### [Exercise aim]
All of the material below is to be retyped exactly.

[Dataset records]
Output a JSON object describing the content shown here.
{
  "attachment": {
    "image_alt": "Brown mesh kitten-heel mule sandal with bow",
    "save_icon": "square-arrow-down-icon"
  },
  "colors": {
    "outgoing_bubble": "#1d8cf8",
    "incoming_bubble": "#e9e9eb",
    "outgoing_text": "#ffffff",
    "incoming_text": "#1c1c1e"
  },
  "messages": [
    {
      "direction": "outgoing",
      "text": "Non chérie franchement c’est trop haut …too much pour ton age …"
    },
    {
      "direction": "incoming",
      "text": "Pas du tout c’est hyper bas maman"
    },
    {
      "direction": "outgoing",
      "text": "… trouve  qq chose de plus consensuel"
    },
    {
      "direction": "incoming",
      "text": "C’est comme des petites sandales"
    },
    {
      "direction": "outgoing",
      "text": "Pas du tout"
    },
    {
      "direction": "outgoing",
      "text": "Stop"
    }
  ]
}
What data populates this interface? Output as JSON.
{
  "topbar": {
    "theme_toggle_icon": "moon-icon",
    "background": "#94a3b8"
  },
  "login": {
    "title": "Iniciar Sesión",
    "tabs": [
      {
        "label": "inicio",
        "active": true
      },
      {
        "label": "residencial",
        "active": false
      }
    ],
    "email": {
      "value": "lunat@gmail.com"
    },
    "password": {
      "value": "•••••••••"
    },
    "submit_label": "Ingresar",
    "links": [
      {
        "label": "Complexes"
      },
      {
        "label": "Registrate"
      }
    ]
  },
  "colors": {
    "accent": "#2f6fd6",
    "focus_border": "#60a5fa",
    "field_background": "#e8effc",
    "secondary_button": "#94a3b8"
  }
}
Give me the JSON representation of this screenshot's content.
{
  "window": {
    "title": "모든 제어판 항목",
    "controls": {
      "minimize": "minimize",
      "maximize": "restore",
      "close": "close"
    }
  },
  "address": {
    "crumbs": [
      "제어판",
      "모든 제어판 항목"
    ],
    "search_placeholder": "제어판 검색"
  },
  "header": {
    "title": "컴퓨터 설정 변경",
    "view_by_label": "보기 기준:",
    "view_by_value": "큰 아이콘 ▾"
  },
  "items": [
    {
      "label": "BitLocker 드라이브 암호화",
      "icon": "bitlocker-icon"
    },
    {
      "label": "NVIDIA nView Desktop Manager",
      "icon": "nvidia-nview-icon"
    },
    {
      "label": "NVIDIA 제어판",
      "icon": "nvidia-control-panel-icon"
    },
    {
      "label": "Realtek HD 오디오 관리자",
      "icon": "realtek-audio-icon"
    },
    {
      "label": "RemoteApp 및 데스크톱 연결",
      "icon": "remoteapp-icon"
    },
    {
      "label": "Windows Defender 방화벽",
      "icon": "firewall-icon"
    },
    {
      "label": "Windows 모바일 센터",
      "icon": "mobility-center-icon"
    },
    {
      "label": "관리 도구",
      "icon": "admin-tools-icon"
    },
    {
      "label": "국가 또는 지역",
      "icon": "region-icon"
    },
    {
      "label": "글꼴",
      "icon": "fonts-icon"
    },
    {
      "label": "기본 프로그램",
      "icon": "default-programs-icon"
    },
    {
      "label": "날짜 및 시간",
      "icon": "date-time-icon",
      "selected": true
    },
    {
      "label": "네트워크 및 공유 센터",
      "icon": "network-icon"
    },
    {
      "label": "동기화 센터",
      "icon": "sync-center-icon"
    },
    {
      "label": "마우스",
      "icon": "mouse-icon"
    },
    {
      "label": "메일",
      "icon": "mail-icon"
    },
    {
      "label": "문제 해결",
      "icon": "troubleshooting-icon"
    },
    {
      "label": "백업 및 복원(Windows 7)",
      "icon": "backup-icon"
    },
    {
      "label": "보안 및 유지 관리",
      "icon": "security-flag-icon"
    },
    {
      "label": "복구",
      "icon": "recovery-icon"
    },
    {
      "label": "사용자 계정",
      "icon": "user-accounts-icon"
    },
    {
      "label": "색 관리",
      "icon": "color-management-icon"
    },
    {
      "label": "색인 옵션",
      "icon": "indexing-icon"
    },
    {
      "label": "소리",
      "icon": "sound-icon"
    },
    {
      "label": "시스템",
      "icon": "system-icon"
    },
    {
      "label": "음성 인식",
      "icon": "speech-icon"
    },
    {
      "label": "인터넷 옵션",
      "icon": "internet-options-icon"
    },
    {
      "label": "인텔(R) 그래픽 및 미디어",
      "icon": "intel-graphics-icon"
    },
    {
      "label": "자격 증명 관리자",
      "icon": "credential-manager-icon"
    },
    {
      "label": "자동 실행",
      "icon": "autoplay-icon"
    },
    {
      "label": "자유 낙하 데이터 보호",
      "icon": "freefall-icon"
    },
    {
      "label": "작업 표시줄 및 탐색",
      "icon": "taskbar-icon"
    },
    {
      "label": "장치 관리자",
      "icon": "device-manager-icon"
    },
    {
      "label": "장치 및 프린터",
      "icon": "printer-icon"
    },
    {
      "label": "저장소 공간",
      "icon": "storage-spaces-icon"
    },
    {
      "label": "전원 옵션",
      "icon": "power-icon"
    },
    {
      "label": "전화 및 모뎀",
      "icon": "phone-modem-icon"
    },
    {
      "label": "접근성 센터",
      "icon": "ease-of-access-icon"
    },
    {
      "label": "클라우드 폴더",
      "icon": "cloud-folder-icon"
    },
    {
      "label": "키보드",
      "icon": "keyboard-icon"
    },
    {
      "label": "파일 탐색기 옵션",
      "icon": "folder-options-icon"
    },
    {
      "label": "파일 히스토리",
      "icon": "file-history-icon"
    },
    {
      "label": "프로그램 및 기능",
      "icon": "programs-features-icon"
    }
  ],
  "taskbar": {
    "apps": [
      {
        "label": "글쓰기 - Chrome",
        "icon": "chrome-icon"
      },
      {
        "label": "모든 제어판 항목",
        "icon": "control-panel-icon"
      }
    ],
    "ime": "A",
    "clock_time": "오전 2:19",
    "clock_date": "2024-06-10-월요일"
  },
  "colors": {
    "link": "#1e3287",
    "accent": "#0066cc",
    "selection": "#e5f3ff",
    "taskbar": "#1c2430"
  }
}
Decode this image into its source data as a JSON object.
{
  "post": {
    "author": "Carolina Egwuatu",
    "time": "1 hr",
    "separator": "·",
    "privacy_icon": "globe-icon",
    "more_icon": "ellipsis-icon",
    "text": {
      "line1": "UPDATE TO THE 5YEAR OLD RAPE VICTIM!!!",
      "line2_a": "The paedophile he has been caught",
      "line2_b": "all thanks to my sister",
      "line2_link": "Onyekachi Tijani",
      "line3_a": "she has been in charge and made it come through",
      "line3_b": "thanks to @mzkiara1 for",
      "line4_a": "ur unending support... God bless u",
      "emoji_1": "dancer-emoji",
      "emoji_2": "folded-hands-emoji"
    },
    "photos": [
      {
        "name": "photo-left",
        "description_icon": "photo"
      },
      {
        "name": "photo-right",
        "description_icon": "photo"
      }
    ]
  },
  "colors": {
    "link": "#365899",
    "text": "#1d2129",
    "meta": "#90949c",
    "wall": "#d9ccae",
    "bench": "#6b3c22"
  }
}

### [Response to the task]
Output a JSON object describing the content shown here.
{
  "attachment": {
    "image_alt": "Brown mesh kitten-heel mule sandal with bow",
    "save_icon": "square-arrow-down-icon"
  },
  "colors": {
    "outgoing_bubble": "#1d8cf8",
    "incoming_bubble": "#e9e9eb",
    "outgoing_text": "#ffffff",
    "incoming_text": "#1c1c1e"
  },
  "messages": [
    {
      "direction": "outgoing",
      "text": "Non chérie franchement c’est trop haut …too much pour ton age …"
    },
    {
      "direction": "incoming",
      "text": "Pas du tout c’est hyper bas maman"
    },
    {
      "direction": "outgoing",
      "text": "… trouve  qq chose de plus consensuel"
    },
    {
      "direction": "incoming",
      "text": "C’est comme des petites sandales"
    },
    {
      "direction": "outgoing",
      "text": "Pas du tout"
    },
    {
      "direction": "outgoing",
      "text": "Stop"
    }
  ]
}
What data populates this interface? Output as JSON.
{
  "topbar": {
    "theme_toggle_icon": "moon-icon",
    "background": "#94a3b8"
  },
  "login": {
    "title": "Iniciar Sesión",
    "tabs": [
      {
        "label": "inicio",
        "active": true
      },
      {
        "label": "residencial",
        "active": false
      }
    ],
    "email": {
      "value": "lunat@gmail.com"
    },
    "password": {
      "value": "•••••••••"
    },
    "submit_label": "Ingresar",
    "links": [
      {
        "label": "Complexes"
      },
      {
        "label": "Registrate"
      }
    ]
  },
  "colors": {
    "accent": "#2f6fd6",
    "focus_border": "#60a5fa",
    "field_background": "#e8effc",
    "secondary_button": "#94a3b8"
  }
}
Give me the JSON representation of this screenshot's content.
{
  "window": {
    "title": "모든 제어판 항목",
    "controls": {
      "minimize": "minimize",
      "maximize": "restore",
      "close": "close"
    }
  },
  "address": {
    "crumbs": [
      "제어판",
      "모든 제어판 항목"
    ],
    "search_placeholder": "제어판 검색"
  },
  "header": {
    "title": "컴퓨터 설정 변경",
    "view_by_label": "보기 기준:",
    "view_by_value": "큰 아이콘 ▾"
  },
  "items": [
    {
      "label": "BitLocker 드라이브 암호화",
      "icon": "bitlocker-icon"
    },
    {
      "label": "NVIDIA nView Desktop Manager",
      "icon": "nvidia-nview-icon"
    },
    {
      "label": "NVIDIA 제어판",
      "icon": "nvidia-control-panel-icon"
    },
    {
      "label": "Realtek HD 오디오 관리자",
      "icon": "realtek-audio-icon"
    },
    {
      "label": "RemoteApp 및 데스크톱 연결",
      "icon": "remoteapp-icon"
    },
    {
      "label": "Windows Defender 방화벽",
      "icon": "firewall-icon"
    },
    {
      "label": "Windows 모바일 센터",
      "icon": "mobility-center-icon"
    },
    {
      "label": "관리 도구",
      "icon": "admin-tools-icon"
    },
    {
      "label": "국가 또는 지역",
      "icon": "region-icon"
    },
    {
      "label": "글꼴",
      "icon": "fonts-icon"
    },
    {
      "label": "기본 프로그램",
      "icon": "default-programs-icon"
    },
    {
      "label": "날짜 및 시간",
      "icon": "date-time-icon",
      "selected": true
    },
    {
      "label": "네트워크 및 공유 센터",
      "icon": "network-icon"
    },
    {
      "label": "동기화 센터",
      "icon": "sync-center-icon"
    },
    {
      "label": "마우스",
      "icon": "mouse-icon"
    },
    {
      "label": "메일",
      "icon": "mail-icon"
    },
    {
      "label": "문제 해결",
      "icon": "troubleshooting-icon"
    },
    {
      "label": "백업 및 복원(Windows 7)",
      "icon": "backup-icon"
    },
    {
      "label": "보안 및 유지 관리",
      "icon": "security-flag-icon"
    },
    {
      "label": "복구",
      "icon": "recovery-icon"
    },
    {
      "label": "사용자 계정",
      "icon": "user-accounts-icon"
    },
    {
      "label": "색 관리",
      "icon": "color-management-icon"
    },
    {
      "label": "색인 옵션",
      "icon": "indexing-icon"
    },
    {
      "label": "소리",
      "icon": "sound-icon"
    },
    {
      "label": "시스템",
      "icon": "system-icon"
    },
    {
      "label": "음성 인식",
      "icon": "speech-icon"
    },
    {
      "label": "인터넷 옵션",
      "icon": "internet-options-icon"
    },
    {
      "label": "인텔(R) 그래픽 및 미디어",
      "icon": "intel-graphics-icon"
    },
    {
      "label": "자격 증명 관리자",
      "icon": "credential-manager-icon"
    },
    {
      "label": "자동 실행",
      "icon": "autoplay-icon"
    },
    {
      "label": "자유 낙하 데이터 보호",
      "icon": "freefall-icon"
    },
    {
      "label": "작업 표시줄 및 탐색",
      "icon": "taskbar-icon"
    },
    {
      "label": "장치 관리자",
      "icon": "device-manager-icon"
    },
    {
      "label": "장치 및 프린터",
      "icon": "printer-icon"
    },
    {
      "label": "저장소 공간",
      "icon": "storage-spaces-icon"
    },
    {
      "label": "전원 옵션",
      "icon": "power-icon"
    },
    {
      "label": "전화 및 모뎀",
      "icon": "phone-modem-icon"
    },
    {
      "label": "접근성 센터",
      "icon": "ease-of-access-icon"
    },
    {
      "label": "클라우드 폴더",
      "icon": "cloud-folder-icon"
    },
    {
      "label": "키보드",
      "icon": "keyboard-icon"
    },
    {
      "label": "파일 탐색기 옵션",
      "icon": "folder-options-icon"
    },
    {
      "label": "파일 히스토리",
      "icon": "file-history-icon"
    },
    {
      "label": "프로그램 및 기능",
      "icon": "programs-features-icon"
    }
  ],
  "taskbar": {
    "apps": [
      {
        "label": "글쓰기 - Chrome",
        "icon": "chrome-icon"
      },
      {
        "label": "모든 제어판 항목",
        "icon": "control-panel-icon"
      }
    ],
    "ime": "A",
    "clock_time": "오전 2:19",
    "clock_date": "2024-06-10-월요일"
  },
  "colors": {
    "link": "#1e3287",
    "accent": "#0066cc",
    "selection": "#e5f3ff",
    "taskbar": "#1c2430"
  }
}
Decode this image into its source data as a JSON object.
{
  "post": {
    "author": "Carolina Egwuatu",
    "time": "1 hr",
    "separator": "·",
    "privacy_icon": "globe-icon",
    "more_icon": "ellipsis-icon",
    "text": {
      "line1": "UPDATE TO THE 5YEAR OLD RAPE VICTIM!!!",
      "line2_a": "The paedophile he has been caught",
      "line2_b": "all thanks to my sister",
      "line2_link": "Onyekachi Tijani",
      "line3_a": "she has been in charge and made it come through",
      "line3_b": "thanks to @mzkiara1 for",
      "line4_a": "ur unending support... God bless u",
      "emoji_1": "dancer-emoji",
      "emoji_2": "folded-hands-emoji"
    },
    "photos": [
      {
        "name": "photo-left",
        "description_icon": "photo"
      },
      {
        "name": "photo-right",
        "description_icon": "photo"
      }
    ]
  },
  "colors": {
    "link": "#365899",
    "text": "#1d2129",
    "meta": "#90949c",
    "wall": "#d9ccae",
    "bench": "#6b3c22"
  }
}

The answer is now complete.